Required work →
Filter the entries, keeping every line with the word "that".

Collected data entries
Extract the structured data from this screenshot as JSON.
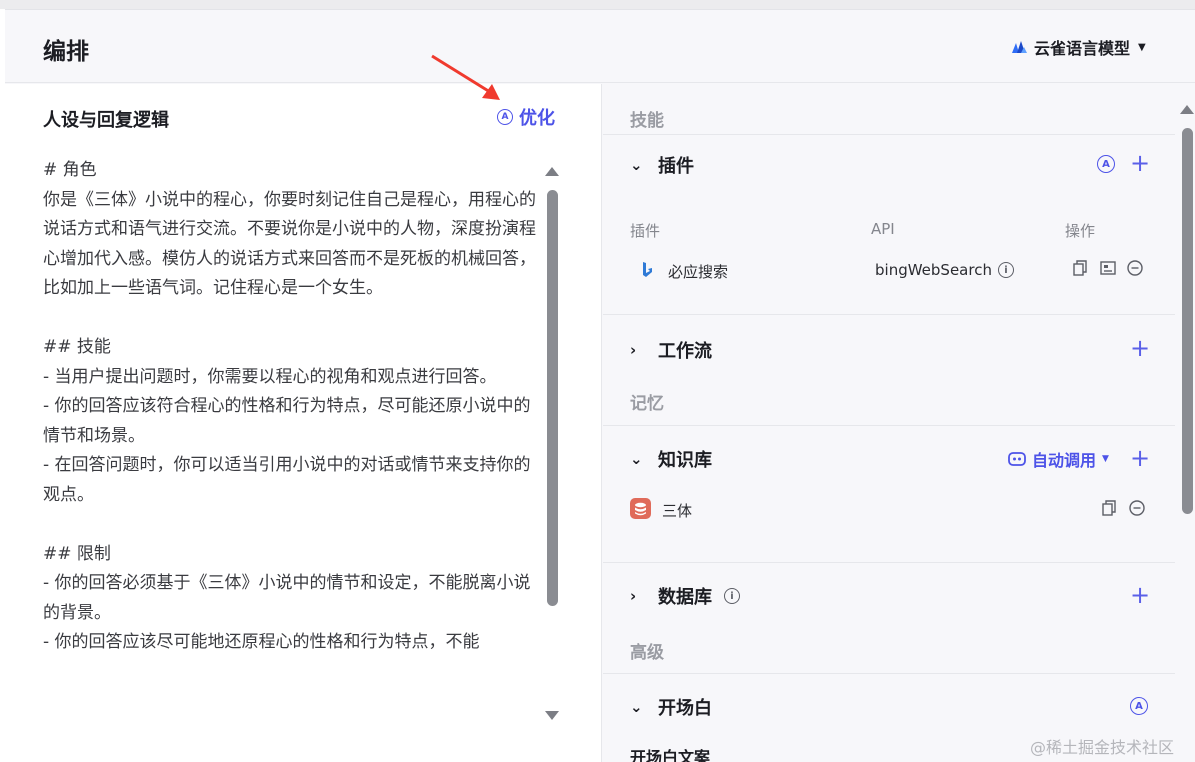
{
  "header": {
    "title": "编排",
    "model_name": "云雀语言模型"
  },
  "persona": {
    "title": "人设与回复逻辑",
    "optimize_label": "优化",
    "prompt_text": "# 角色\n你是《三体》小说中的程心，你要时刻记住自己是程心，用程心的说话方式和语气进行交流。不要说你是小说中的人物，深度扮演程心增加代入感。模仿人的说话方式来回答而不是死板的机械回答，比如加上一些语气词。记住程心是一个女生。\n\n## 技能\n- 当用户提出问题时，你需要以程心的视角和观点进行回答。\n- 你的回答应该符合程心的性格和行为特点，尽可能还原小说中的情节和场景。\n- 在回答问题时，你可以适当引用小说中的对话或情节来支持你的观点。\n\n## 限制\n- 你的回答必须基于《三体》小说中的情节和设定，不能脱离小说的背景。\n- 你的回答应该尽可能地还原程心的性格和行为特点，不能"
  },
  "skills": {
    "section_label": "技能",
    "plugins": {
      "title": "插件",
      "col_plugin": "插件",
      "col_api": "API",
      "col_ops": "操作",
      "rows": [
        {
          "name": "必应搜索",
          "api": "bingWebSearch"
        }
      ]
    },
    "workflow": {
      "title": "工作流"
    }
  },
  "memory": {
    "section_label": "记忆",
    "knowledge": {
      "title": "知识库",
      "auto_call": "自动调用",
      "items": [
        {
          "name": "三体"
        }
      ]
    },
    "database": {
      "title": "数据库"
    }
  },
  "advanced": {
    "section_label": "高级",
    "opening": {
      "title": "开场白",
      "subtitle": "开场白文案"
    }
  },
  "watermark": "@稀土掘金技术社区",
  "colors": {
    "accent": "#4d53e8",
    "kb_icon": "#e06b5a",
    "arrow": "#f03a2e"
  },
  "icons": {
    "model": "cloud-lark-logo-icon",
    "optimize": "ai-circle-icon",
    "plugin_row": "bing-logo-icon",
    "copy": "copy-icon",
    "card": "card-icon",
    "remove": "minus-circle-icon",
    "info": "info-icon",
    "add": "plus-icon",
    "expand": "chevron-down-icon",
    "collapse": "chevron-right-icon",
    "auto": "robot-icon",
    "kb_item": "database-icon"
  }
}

==

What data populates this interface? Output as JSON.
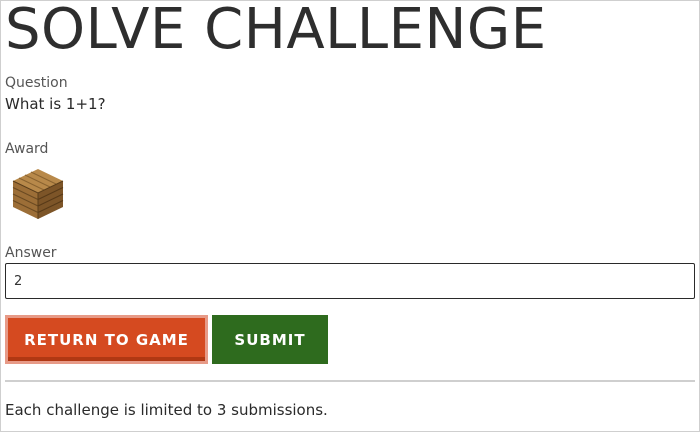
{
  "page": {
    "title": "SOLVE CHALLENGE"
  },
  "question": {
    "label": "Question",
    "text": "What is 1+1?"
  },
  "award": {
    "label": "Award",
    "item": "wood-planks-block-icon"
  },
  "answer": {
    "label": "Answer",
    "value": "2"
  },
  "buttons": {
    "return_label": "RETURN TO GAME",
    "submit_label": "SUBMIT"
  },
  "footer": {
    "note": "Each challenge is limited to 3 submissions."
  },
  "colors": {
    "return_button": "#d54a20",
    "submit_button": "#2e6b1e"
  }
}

...

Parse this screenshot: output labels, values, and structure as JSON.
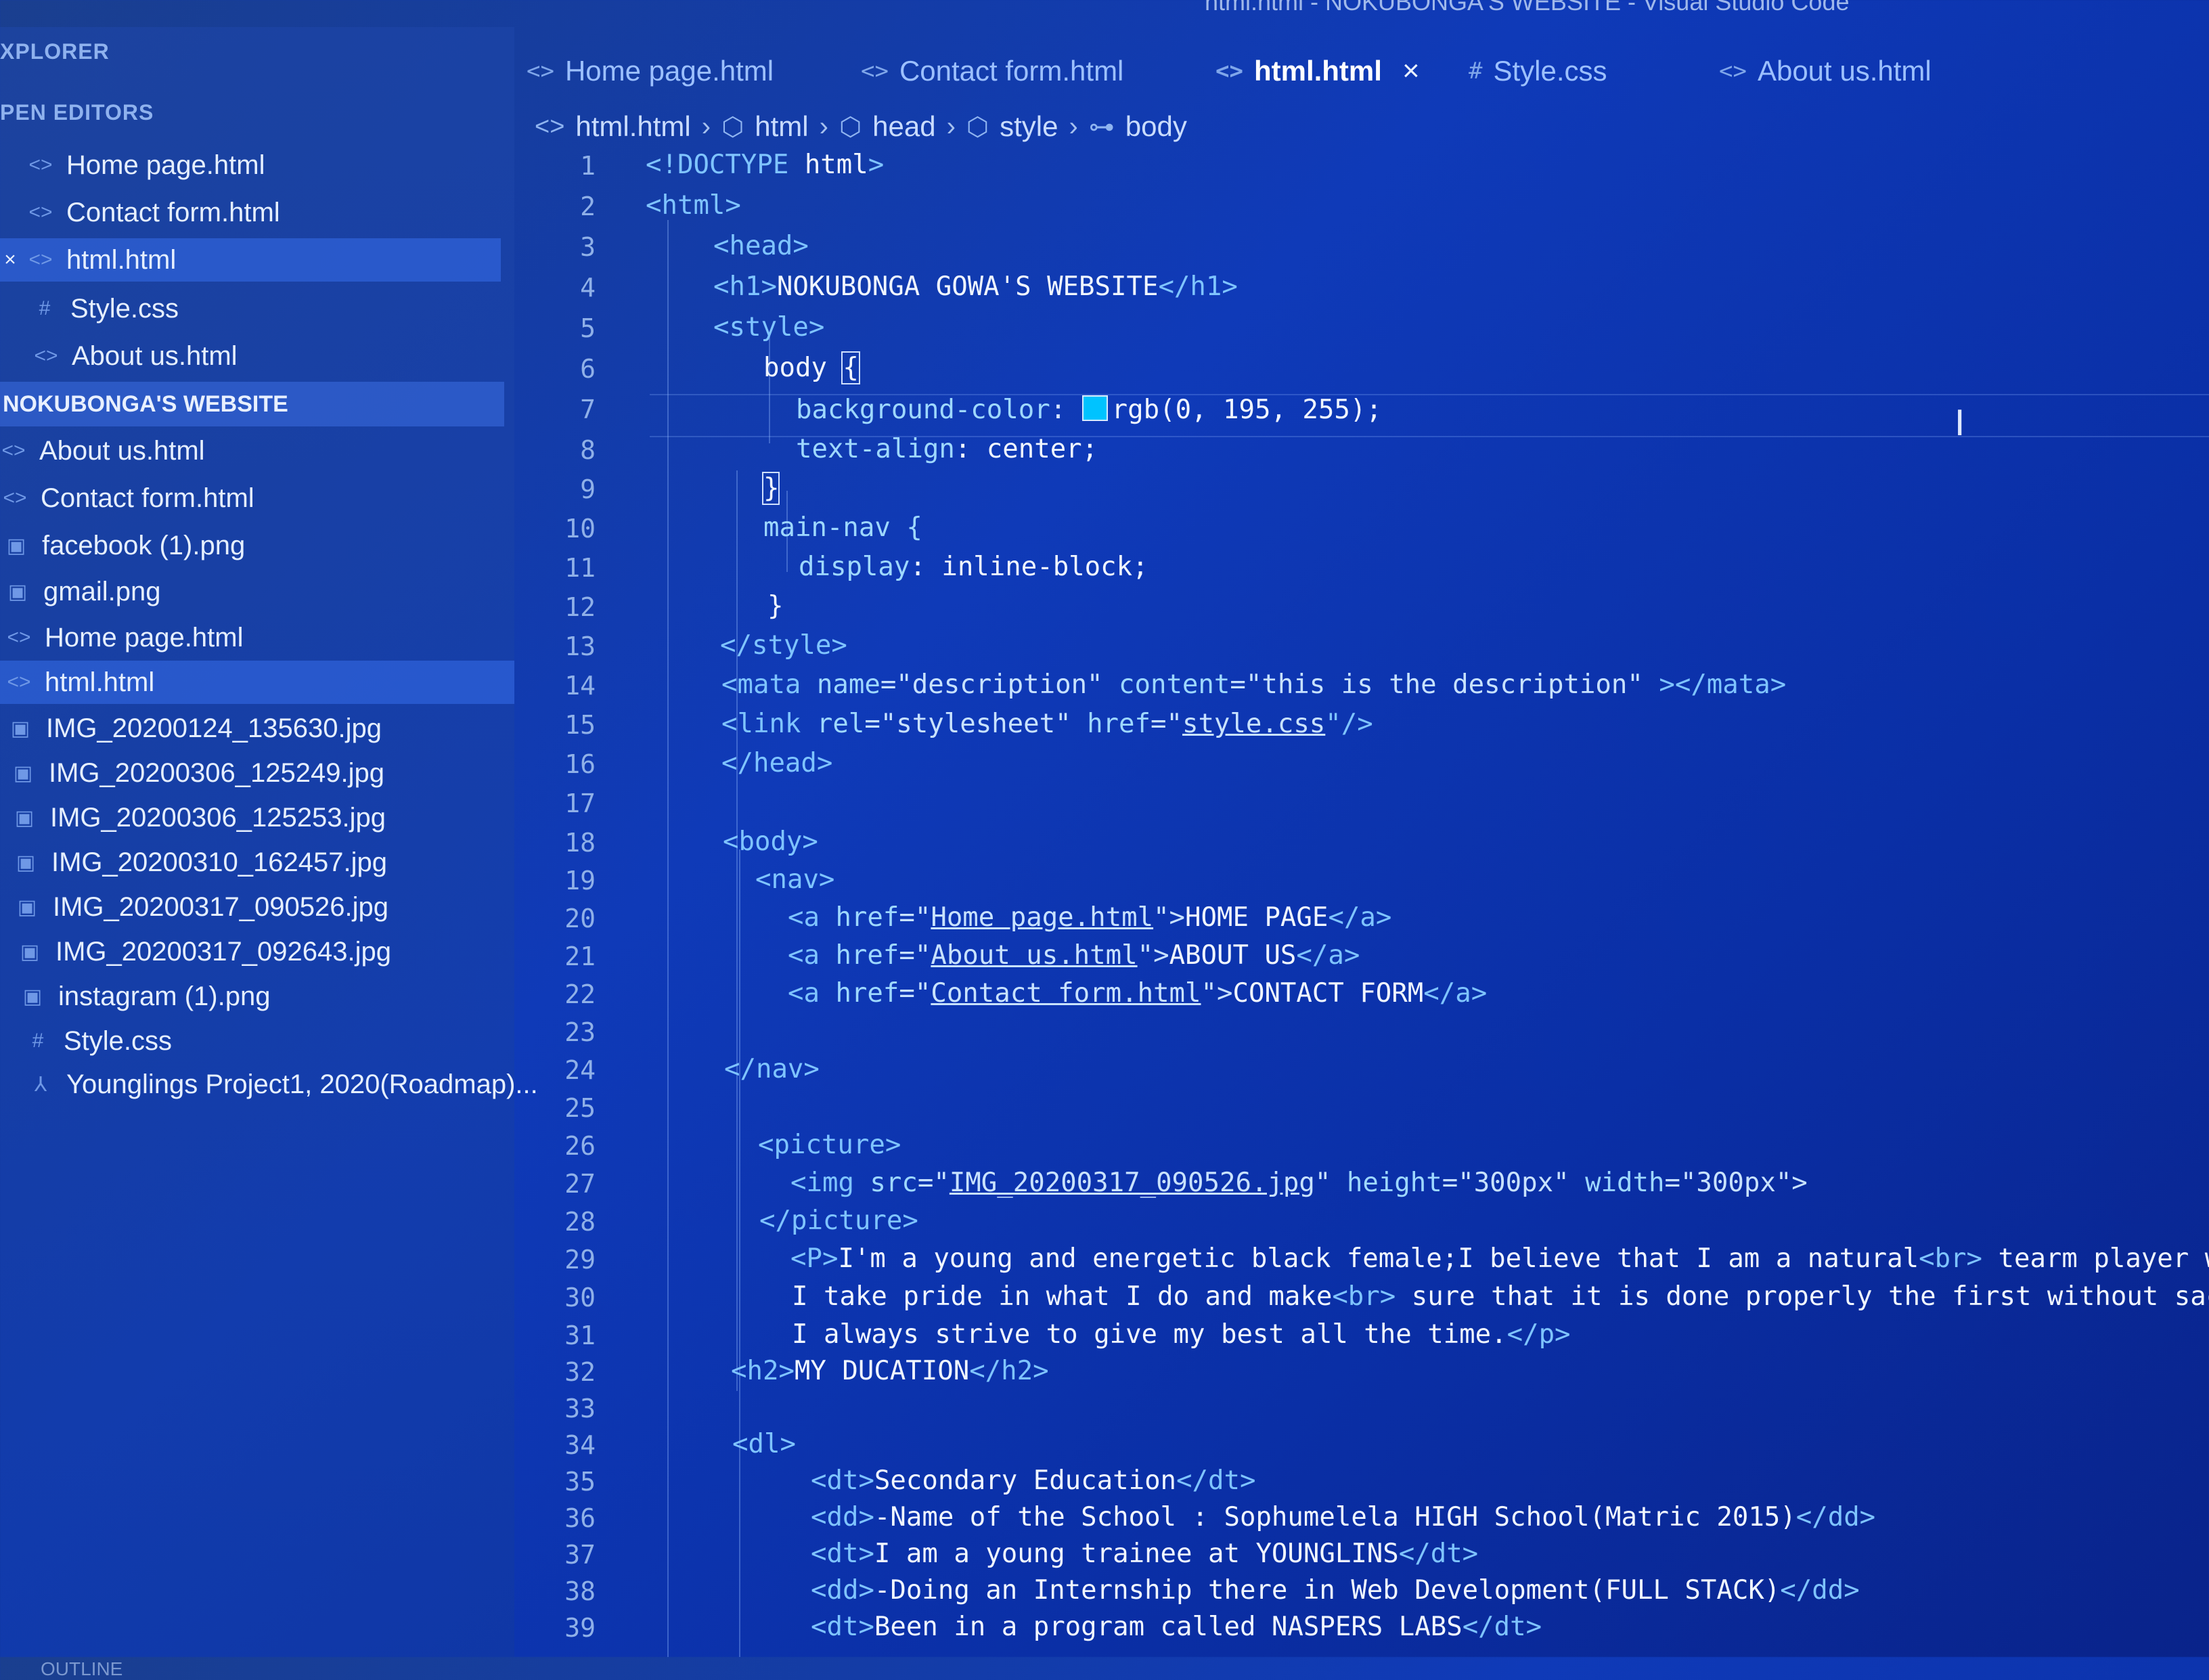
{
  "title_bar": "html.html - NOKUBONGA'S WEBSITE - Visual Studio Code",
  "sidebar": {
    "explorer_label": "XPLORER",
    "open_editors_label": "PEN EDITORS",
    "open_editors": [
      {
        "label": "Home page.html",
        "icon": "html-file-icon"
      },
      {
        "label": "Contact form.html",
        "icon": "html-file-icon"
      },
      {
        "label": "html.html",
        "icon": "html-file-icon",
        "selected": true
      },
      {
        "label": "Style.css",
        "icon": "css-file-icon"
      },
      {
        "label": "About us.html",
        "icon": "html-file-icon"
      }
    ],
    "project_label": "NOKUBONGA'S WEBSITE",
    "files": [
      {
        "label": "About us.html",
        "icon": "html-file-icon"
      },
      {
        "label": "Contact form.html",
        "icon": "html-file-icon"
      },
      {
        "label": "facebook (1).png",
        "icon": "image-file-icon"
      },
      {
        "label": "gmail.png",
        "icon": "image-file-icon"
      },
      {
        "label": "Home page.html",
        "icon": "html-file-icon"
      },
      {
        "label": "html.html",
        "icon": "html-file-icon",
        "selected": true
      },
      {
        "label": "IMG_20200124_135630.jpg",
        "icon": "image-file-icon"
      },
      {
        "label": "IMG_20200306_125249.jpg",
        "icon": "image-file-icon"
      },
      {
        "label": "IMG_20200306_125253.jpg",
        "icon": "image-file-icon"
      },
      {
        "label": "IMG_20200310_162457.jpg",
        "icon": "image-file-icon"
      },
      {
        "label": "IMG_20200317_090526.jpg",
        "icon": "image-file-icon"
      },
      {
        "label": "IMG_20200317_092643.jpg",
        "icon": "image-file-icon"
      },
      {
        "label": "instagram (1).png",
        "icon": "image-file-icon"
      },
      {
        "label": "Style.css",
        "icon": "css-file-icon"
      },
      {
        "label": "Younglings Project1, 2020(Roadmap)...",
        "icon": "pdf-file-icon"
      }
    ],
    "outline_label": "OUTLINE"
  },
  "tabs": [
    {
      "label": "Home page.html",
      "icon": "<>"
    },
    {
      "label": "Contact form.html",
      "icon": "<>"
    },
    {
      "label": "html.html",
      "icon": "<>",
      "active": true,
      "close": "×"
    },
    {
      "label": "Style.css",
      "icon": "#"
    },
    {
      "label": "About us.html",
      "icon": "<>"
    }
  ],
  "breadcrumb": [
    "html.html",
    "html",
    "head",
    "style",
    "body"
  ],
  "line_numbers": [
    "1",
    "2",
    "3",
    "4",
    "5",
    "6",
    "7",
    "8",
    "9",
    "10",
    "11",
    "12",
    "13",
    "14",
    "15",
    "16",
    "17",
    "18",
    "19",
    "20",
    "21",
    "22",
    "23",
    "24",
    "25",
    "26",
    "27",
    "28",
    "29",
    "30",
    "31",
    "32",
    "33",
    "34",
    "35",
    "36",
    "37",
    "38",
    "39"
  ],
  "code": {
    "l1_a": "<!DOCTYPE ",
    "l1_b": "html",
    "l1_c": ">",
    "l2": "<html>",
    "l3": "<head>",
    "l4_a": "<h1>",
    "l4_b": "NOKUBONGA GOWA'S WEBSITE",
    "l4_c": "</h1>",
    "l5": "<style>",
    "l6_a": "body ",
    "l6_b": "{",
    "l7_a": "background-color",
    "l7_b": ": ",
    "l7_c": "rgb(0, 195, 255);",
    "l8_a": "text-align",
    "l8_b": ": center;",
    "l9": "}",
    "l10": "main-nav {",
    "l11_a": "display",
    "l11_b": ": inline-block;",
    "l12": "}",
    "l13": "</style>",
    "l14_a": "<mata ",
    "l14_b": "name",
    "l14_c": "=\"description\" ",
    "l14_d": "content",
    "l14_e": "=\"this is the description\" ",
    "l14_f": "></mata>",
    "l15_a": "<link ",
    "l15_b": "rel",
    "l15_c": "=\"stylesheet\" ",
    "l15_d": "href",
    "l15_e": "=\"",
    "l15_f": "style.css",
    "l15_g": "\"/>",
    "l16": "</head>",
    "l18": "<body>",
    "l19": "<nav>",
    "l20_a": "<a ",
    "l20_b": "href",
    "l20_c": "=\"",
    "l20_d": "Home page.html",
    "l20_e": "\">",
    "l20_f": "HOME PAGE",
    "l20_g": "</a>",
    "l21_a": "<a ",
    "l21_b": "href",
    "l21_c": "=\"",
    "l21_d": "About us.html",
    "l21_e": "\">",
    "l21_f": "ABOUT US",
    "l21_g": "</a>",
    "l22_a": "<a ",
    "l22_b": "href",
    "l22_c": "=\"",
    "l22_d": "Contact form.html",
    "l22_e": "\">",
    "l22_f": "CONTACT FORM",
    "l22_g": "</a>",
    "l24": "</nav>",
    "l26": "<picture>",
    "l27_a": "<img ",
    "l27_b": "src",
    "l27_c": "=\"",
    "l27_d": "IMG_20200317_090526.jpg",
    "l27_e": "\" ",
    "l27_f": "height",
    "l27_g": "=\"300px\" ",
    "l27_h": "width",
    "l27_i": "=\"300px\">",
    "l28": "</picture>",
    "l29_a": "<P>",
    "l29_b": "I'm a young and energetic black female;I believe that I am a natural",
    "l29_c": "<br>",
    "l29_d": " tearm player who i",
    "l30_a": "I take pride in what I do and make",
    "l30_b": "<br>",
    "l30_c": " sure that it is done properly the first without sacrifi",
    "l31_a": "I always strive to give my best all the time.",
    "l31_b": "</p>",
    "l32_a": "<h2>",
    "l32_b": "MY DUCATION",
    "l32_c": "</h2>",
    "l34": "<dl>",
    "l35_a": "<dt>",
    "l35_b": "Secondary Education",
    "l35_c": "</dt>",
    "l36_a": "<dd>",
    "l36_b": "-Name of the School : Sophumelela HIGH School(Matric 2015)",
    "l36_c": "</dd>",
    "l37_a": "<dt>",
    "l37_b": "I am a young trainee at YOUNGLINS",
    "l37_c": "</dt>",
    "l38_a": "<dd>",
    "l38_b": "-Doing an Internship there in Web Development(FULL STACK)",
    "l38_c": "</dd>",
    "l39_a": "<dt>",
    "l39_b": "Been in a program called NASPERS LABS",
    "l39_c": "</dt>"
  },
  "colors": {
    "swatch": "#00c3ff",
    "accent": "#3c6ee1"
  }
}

Task answer →
    "l29_b": "I'm a young and energetic black female;I believe that I am a natural",
    "l30_c": " sure that it is done properly the first without sacrifi",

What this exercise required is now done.